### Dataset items
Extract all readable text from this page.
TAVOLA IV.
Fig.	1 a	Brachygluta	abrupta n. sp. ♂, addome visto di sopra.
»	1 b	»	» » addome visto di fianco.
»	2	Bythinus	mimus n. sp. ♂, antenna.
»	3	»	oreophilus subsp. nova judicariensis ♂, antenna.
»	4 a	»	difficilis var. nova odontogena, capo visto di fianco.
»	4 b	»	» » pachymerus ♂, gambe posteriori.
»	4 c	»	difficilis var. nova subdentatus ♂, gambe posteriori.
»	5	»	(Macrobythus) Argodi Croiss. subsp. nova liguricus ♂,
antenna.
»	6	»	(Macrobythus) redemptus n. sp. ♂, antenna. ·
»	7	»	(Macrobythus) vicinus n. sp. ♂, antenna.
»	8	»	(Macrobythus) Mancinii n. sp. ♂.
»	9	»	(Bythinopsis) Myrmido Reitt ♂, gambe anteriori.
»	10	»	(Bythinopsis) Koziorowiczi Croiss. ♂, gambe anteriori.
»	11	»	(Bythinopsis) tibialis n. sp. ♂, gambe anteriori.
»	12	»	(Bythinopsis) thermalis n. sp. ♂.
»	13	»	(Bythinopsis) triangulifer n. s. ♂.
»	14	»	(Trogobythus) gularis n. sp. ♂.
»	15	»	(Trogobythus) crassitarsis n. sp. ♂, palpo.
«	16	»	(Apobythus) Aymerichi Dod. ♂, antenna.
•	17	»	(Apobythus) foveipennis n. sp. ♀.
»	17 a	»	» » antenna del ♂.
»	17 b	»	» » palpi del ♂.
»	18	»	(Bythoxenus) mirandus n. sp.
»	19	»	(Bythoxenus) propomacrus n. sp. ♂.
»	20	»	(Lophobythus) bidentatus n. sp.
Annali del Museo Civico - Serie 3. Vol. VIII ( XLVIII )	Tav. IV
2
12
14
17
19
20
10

### Objective
Reproduce the material above exactly; please quote every line of it.

### Solution for this problem
Extract all readable text from this page.
TAVOLA IV.
Fig.	1 a	Brachygluta	abrupta n. sp. ♂, addome visto di sopra.
»	1 b	»	» » addome visto di fianco.
»	2	Bythinus	mimus n. sp. ♂, antenna.
»	3	»	oreophilus subsp. nova judicariensis ♂, antenna.
»	4 a	»	difficilis var. nova odontogena, capo visto di fianco.
»	4 b	»	» » pachymerus ♂, gambe posteriori.
»	4 c	»	difficilis var. nova subdentatus ♂, gambe posteriori.
»	5	»	(Macrobythus) Argodi Croiss. subsp. nova liguricus ♂,
antenna.
»	6	»	(Macrobythus) redemptus n. sp. ♂, antenna. ·
»	7	»	(Macrobythus) vicinus n. sp. ♂, antenna.
»	8	»	(Macrobythus) Mancinii n. sp. ♂.
»	9	»	(Bythinopsis) Myrmido Reitt ♂, gambe anteriori.
»	10	»	(Bythinopsis) Koziorowiczi Croiss. ♂, gambe anteriori.
»	11	»	(Bythinopsis) tibialis n. sp. ♂, gambe anteriori.
»	12	»	(Bythinopsis) thermalis n. sp. ♂.
»	13	»	(Bythinopsis) triangulifer n. s. ♂.
»	14	»	(Trogobythus) gularis n. sp. ♂.
»	15	»	(Trogobythus) crassitarsis n. sp. ♂, palpo.
«	16	»	(Apobythus) Aymerichi Dod. ♂, antenna.
•	17	»	(Apobythus) foveipennis n. sp. ♀.
»	17 a	»	» » antenna del ♂.
»	17 b	»	» » palpi del ♂.
»	18	»	(Bythoxenus) mirandus n. sp.
»	19	»	(Bythoxenus) propomacrus n. sp. ♂.
»	20	»	(Lophobythus) bidentatus n. sp.
Annali del Museo Civico - Serie 3. Vol. VIII ( XLVIII )	Tav. IV
2
12
14
17
19
20
10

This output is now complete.